§ REQUIRED TASK
Below is a block of records. Copy every line in it that contains the word "MACD".

____________________

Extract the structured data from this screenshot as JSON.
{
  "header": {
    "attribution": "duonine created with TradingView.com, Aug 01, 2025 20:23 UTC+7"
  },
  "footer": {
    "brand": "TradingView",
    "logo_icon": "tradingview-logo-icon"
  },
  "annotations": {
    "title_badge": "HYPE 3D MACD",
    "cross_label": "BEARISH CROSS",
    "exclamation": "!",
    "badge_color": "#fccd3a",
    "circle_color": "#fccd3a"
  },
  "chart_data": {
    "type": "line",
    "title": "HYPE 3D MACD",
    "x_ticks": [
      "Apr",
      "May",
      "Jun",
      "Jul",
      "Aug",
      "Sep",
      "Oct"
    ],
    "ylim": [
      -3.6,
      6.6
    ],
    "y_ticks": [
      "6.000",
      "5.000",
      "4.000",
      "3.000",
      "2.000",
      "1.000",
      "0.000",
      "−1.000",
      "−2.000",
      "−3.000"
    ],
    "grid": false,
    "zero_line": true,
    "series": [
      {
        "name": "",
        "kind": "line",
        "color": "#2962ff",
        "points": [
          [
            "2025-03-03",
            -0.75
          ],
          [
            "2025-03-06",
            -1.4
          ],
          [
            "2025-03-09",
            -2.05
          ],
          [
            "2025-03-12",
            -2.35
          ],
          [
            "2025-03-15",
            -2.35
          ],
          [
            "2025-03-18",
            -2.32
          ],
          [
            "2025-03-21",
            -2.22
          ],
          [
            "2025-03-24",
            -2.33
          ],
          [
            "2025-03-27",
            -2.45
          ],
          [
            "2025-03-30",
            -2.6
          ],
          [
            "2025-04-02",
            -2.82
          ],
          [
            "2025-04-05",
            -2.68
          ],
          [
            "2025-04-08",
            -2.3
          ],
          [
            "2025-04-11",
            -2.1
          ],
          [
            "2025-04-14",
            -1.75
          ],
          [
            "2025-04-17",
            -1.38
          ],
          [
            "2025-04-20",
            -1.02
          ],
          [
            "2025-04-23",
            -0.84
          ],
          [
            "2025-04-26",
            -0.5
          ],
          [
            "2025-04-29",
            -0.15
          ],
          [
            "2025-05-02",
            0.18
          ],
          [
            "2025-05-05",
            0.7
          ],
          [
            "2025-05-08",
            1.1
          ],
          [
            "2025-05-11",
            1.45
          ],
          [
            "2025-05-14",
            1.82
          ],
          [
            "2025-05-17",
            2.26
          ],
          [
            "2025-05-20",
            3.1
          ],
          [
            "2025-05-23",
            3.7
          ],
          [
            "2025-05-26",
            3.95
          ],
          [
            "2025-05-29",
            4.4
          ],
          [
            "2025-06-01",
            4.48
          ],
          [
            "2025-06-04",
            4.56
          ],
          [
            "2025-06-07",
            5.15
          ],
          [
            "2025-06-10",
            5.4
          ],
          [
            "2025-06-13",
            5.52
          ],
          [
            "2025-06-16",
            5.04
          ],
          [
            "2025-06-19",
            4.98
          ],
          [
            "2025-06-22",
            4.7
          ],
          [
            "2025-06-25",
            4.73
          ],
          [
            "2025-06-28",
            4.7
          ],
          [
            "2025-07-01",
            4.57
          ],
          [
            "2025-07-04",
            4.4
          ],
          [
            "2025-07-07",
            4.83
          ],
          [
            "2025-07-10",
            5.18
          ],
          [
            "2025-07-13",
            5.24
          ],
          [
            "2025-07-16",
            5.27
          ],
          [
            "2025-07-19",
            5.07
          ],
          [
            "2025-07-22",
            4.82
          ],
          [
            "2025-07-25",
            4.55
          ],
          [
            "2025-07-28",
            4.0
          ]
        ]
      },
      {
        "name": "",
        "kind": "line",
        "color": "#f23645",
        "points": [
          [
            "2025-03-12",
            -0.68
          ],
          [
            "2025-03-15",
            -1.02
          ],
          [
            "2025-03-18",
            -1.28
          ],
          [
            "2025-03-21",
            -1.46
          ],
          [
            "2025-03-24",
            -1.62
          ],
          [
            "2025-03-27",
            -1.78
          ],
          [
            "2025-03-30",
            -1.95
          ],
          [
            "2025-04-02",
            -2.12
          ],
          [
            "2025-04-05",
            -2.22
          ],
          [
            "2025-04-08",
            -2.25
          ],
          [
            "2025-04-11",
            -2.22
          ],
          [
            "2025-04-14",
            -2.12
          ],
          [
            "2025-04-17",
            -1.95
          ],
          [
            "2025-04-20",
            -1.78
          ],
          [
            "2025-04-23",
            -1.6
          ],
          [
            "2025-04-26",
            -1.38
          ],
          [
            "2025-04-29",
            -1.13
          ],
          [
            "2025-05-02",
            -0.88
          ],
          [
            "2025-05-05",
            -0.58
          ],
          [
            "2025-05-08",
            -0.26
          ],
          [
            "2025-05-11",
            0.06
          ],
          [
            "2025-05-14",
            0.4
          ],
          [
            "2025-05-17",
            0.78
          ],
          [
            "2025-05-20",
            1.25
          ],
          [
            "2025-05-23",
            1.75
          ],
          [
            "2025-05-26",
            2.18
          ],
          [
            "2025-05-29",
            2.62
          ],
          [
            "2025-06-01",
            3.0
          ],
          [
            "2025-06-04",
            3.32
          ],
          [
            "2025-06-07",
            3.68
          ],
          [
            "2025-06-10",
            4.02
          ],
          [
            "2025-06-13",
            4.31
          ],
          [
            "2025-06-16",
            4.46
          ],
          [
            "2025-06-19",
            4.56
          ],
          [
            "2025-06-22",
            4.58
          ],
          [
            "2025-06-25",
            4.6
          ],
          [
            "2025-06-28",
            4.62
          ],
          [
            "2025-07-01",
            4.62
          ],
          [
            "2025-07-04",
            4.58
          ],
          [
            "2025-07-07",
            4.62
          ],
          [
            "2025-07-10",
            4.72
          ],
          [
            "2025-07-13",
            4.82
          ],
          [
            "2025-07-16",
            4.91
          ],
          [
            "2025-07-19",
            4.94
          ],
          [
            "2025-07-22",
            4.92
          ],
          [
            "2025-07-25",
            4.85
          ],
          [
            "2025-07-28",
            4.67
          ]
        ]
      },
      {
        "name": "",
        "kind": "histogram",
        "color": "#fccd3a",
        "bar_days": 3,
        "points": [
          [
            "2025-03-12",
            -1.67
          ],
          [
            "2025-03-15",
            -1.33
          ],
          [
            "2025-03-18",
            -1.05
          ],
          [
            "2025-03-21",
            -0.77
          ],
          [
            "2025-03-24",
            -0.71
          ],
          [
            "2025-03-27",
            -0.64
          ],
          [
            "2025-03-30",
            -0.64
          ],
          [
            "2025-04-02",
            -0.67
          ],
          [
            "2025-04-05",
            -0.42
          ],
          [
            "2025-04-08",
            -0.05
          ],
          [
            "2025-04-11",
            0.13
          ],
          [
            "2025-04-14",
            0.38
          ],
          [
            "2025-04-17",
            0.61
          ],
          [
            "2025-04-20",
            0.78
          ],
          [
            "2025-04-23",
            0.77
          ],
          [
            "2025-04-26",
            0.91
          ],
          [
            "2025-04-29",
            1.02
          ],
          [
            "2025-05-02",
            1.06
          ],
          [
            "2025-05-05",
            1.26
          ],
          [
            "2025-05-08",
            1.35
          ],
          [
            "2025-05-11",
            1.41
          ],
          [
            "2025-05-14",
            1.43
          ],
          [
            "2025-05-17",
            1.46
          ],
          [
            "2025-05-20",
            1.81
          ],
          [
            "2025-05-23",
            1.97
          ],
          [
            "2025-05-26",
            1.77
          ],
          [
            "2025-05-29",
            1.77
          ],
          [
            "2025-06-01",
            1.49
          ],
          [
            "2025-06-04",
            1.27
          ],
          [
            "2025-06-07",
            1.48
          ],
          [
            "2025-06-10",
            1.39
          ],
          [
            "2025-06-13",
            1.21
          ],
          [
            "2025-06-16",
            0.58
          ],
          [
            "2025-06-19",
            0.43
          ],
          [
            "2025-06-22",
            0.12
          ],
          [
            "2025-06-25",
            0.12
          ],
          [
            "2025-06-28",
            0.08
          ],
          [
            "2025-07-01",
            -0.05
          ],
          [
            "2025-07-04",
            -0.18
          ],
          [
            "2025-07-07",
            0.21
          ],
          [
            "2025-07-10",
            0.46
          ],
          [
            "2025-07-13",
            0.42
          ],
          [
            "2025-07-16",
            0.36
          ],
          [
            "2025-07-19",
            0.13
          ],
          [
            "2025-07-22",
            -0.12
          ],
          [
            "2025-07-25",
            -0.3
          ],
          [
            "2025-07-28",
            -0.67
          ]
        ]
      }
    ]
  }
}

____________________

§ EXERCISE RESPONSE
    "title_badge": "HYPE 3D MACD",
    "title": "HYPE 3D MACD",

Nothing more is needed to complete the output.